What to produce → Reproduce each of the entries below word for word, leaving out the pictures.

Records to use →
______________________________
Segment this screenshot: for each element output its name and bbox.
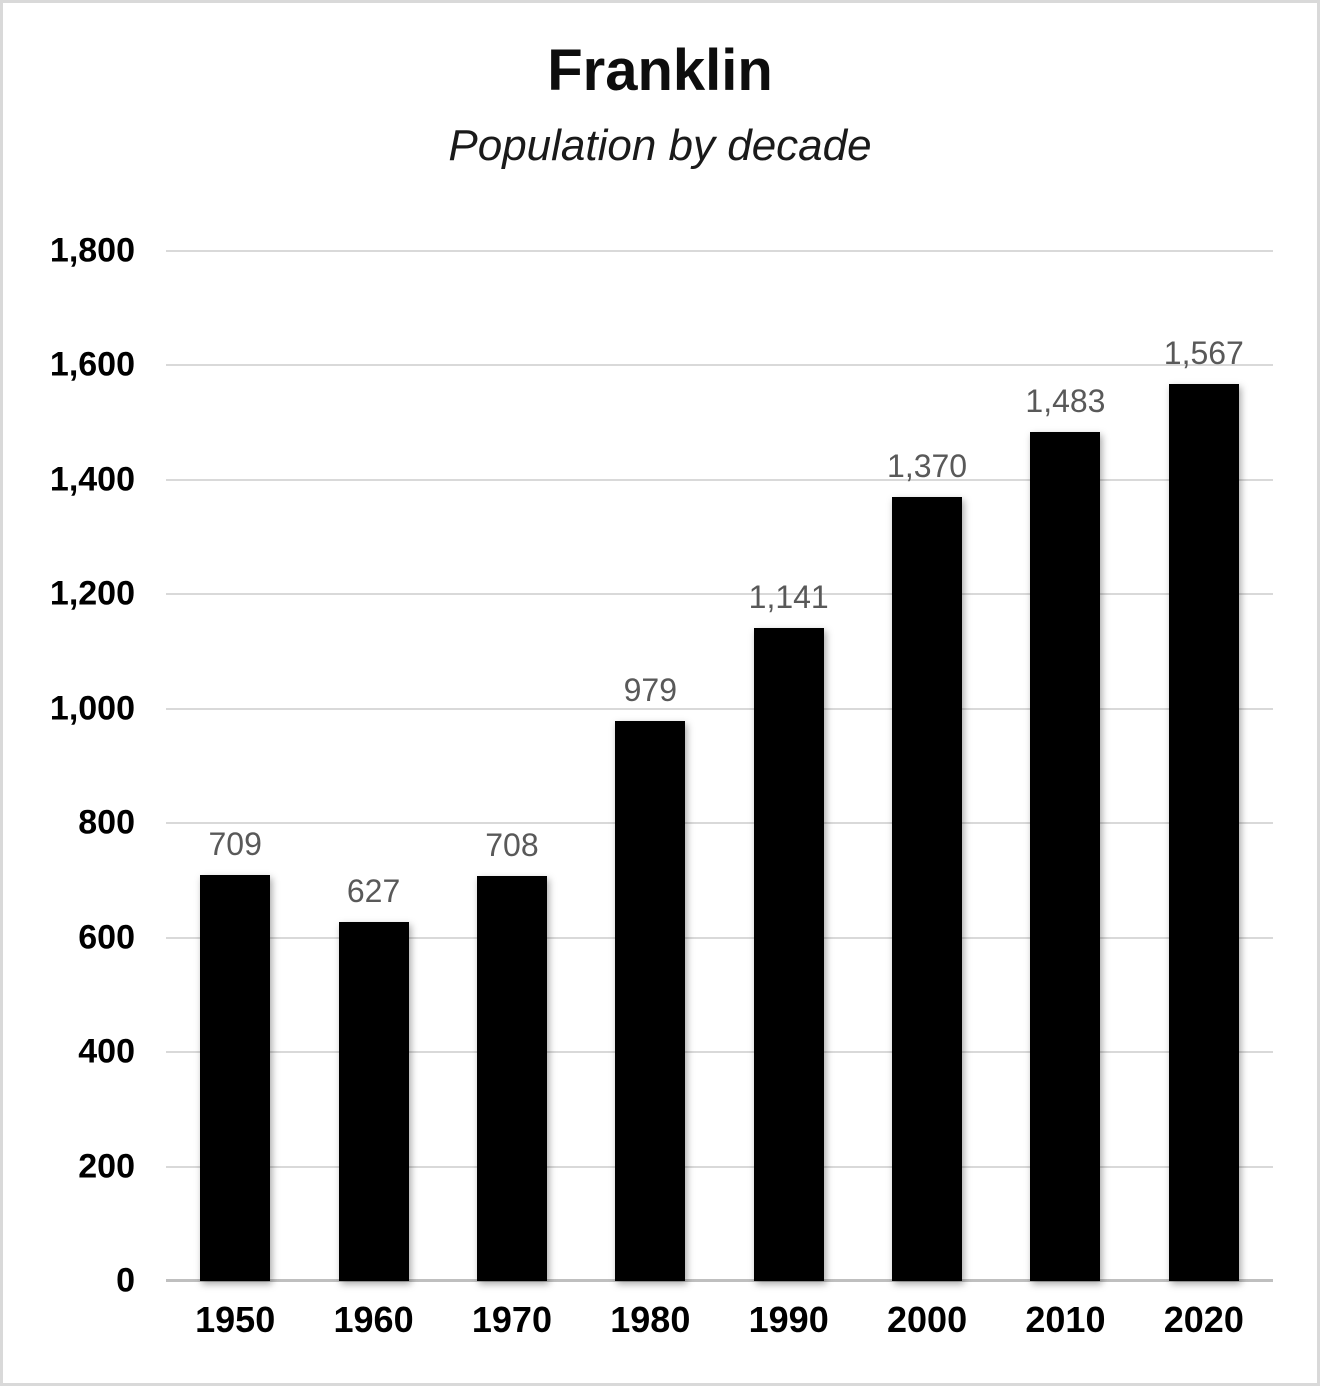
y-tick-label: 600	[78, 918, 135, 957]
bar-value-label: 1,370	[887, 448, 968, 485]
bar	[615, 720, 686, 1281]
bar	[338, 922, 409, 1281]
chart-title: Franklin	[547, 38, 773, 103]
y-axis: 0 200 400 600 800 1,000 1,200 1,400 1,600 1,800	[3, 232, 135, 1300]
y-tick-label: 1,200	[49, 574, 135, 613]
x-axis: 1950 1960 1970 1980 1990 2000 2010 2020	[166, 1299, 1273, 1341]
bar	[476, 875, 547, 1281]
gridline	[166, 822, 1273, 825]
bar-column: 1,567	[1135, 251, 1273, 1281]
x-tick-label: 2010	[1025, 1299, 1106, 1340]
bar-value-label: 708	[485, 826, 539, 863]
y-tick-label: 0	[116, 1261, 135, 1300]
bar-column: 709	[166, 251, 304, 1281]
gridline	[166, 707, 1273, 710]
bar	[200, 875, 271, 1281]
bar-column: 708	[443, 251, 581, 1281]
bar	[892, 497, 963, 1281]
bar	[753, 628, 824, 1281]
y-tick-label: 200	[78, 1147, 135, 1186]
bar	[1168, 384, 1239, 1281]
x-tick-label: 1970	[471, 1299, 552, 1340]
gridline	[166, 478, 1273, 481]
bar-column: 979	[581, 251, 719, 1281]
bar-column: 627	[304, 251, 442, 1281]
y-tick-label: 400	[78, 1032, 135, 1071]
y-tick-label: 800	[78, 803, 135, 842]
x-tick-label: 1950	[195, 1299, 276, 1340]
bar-value-label: 627	[346, 873, 401, 910]
bar-column: 1,370	[858, 251, 996, 1281]
bar-value-label: 1,567	[1163, 335, 1244, 372]
y-tick-label: 1,800	[49, 231, 135, 270]
x-tick-label: 2020	[1163, 1299, 1244, 1340]
gridline	[166, 593, 1273, 596]
bar-column: 1,483	[996, 251, 1134, 1281]
bar-chart: Franklin Population by decade 0 200 400 600…	[3, 3, 1317, 1383]
y-tick-label: 1,600	[49, 345, 135, 384]
x-tick-label: 1960	[333, 1299, 414, 1340]
gridline	[166, 936, 1273, 939]
bar-column: 1,141	[720, 251, 858, 1281]
chart-subtitle: Population by decade	[448, 121, 872, 170]
gridline	[166, 250, 1273, 252]
plot-area: 709 627 708 979 1,141 1,370 1,483 1,567	[166, 250, 1273, 1282]
bars-row: 709 627 708 979 1,141 1,370 1,483 1,567	[166, 251, 1273, 1281]
x-tick-label: 1990	[748, 1299, 829, 1340]
bar-value-label: 1,141	[748, 579, 829, 616]
bar-value-label: 979	[623, 671, 677, 708]
gridline	[166, 1165, 1273, 1168]
y-tick-label: 1,000	[49, 689, 135, 728]
x-axis-line	[166, 1279, 1273, 1282]
gridline	[166, 1051, 1273, 1054]
bar-value-label: 1,483	[1025, 383, 1106, 420]
y-tick-label: 1,400	[49, 460, 135, 499]
bar	[1030, 432, 1101, 1281]
x-tick-label: 1980	[610, 1299, 691, 1340]
x-tick-label: 2000	[887, 1299, 968, 1340]
bar-value-label: 709	[208, 826, 262, 863]
gridline	[166, 364, 1273, 367]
______________________________
Solution to the exercise →
Segment this screenshot: for each element output its name and bbox.
y-tick-label: 600	[78, 918, 135, 957]
bar-value-label: 1,370	[887, 448, 968, 485]
bar	[615, 720, 686, 1281]
bar	[338, 922, 409, 1281]
chart-title: Franklin	[547, 38, 773, 103]
y-axis: 0 200 400 600 800 1,000 1,200 1,400 1,600 1,800	[3, 232, 135, 1300]
y-tick-label: 1,200	[49, 574, 135, 613]
x-axis: 1950 1960 1970 1980 1990 2000 2010 2020	[166, 1299, 1273, 1341]
bar	[476, 875, 547, 1281]
gridline	[166, 822, 1273, 825]
bar-column: 1,567	[1135, 251, 1273, 1281]
x-tick-label: 2010	[1025, 1299, 1106, 1340]
bar-value-label: 708	[485, 826, 539, 863]
y-tick-label: 0	[116, 1261, 135, 1300]
bar-column: 709	[166, 251, 304, 1281]
gridline	[166, 707, 1273, 710]
bar	[200, 875, 271, 1281]
bar-column: 708	[443, 251, 581, 1281]
bar	[892, 497, 963, 1281]
bar	[753, 628, 824, 1281]
y-tick-label: 200	[78, 1147, 135, 1186]
bar	[1168, 384, 1239, 1281]
x-tick-label: 1970	[471, 1299, 552, 1340]
gridline	[166, 478, 1273, 481]
bar-column: 979	[581, 251, 719, 1281]
bar-column: 627	[304, 251, 442, 1281]
y-tick-label: 400	[78, 1032, 135, 1071]
y-tick-label: 800	[78, 803, 135, 842]
x-tick-label: 1950	[195, 1299, 276, 1340]
bar-value-label: 627	[346, 873, 401, 910]
bar-column: 1,370	[858, 251, 996, 1281]
bar-value-label: 1,567	[1163, 335, 1244, 372]
y-tick-label: 1,800	[49, 231, 135, 270]
x-tick-label: 2020	[1163, 1299, 1244, 1340]
gridline	[166, 593, 1273, 596]
bar-column: 1,483	[996, 251, 1134, 1281]
bar-chart: Franklin Population by decade 0 200 400 600…	[3, 3, 1317, 1383]
y-tick-label: 1,600	[49, 345, 135, 384]
x-tick-label: 1960	[333, 1299, 414, 1340]
gridline	[166, 936, 1273, 939]
bar-column: 1,141	[720, 251, 858, 1281]
chart-subtitle: Population by decade	[448, 121, 872, 170]
gridline	[166, 250, 1273, 252]
plot-area: 709 627 708 979 1,141 1,370 1,483 1,567	[166, 250, 1273, 1282]
bars-row: 709 627 708 979 1,141 1,370 1,483 1,567	[166, 251, 1273, 1281]
x-tick-label: 1990	[748, 1299, 829, 1340]
bar-value-label: 1,141	[748, 579, 829, 616]
bar-value-label: 979	[623, 671, 677, 708]
gridline	[166, 1165, 1273, 1168]
y-tick-label: 1,000	[49, 689, 135, 728]
x-axis-line	[166, 1279, 1273, 1282]
gridline	[166, 1051, 1273, 1054]
bar-value-label: 1,483	[1025, 383, 1106, 420]
y-tick-label: 1,400	[49, 460, 135, 499]
bar	[1030, 432, 1101, 1281]
x-tick-label: 1980	[610, 1299, 691, 1340]
x-tick-label: 2000	[887, 1299, 968, 1340]
bar-value-label: 709	[208, 826, 262, 863]
gridline	[166, 364, 1273, 367]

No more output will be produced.